Dataset items:
↓
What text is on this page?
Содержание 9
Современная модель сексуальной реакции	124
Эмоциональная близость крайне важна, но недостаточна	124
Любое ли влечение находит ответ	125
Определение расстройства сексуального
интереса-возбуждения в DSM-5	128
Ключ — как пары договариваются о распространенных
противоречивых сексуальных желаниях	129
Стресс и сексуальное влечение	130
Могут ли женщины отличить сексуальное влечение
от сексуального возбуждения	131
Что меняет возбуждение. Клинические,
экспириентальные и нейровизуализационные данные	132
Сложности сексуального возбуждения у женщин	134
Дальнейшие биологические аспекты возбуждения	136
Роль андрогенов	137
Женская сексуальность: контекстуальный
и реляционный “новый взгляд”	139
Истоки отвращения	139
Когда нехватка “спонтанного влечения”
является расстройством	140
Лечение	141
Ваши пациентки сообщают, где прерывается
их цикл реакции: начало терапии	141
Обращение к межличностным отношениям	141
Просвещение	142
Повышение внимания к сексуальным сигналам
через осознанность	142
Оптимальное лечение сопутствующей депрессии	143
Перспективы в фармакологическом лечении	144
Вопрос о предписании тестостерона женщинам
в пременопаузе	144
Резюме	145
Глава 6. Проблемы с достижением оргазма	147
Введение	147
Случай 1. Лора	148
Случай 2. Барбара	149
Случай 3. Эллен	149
↑
Exercise goal » Look through the data above. Each line containing the word "возбуждения" needs to be copied.

The result »
интереса-возбуждения в DSM-5	128
от сексуального возбуждения	131
Сложности сексуального возбуждения у женщин	134
Дальнейшие биологические аспекты возбуждения	136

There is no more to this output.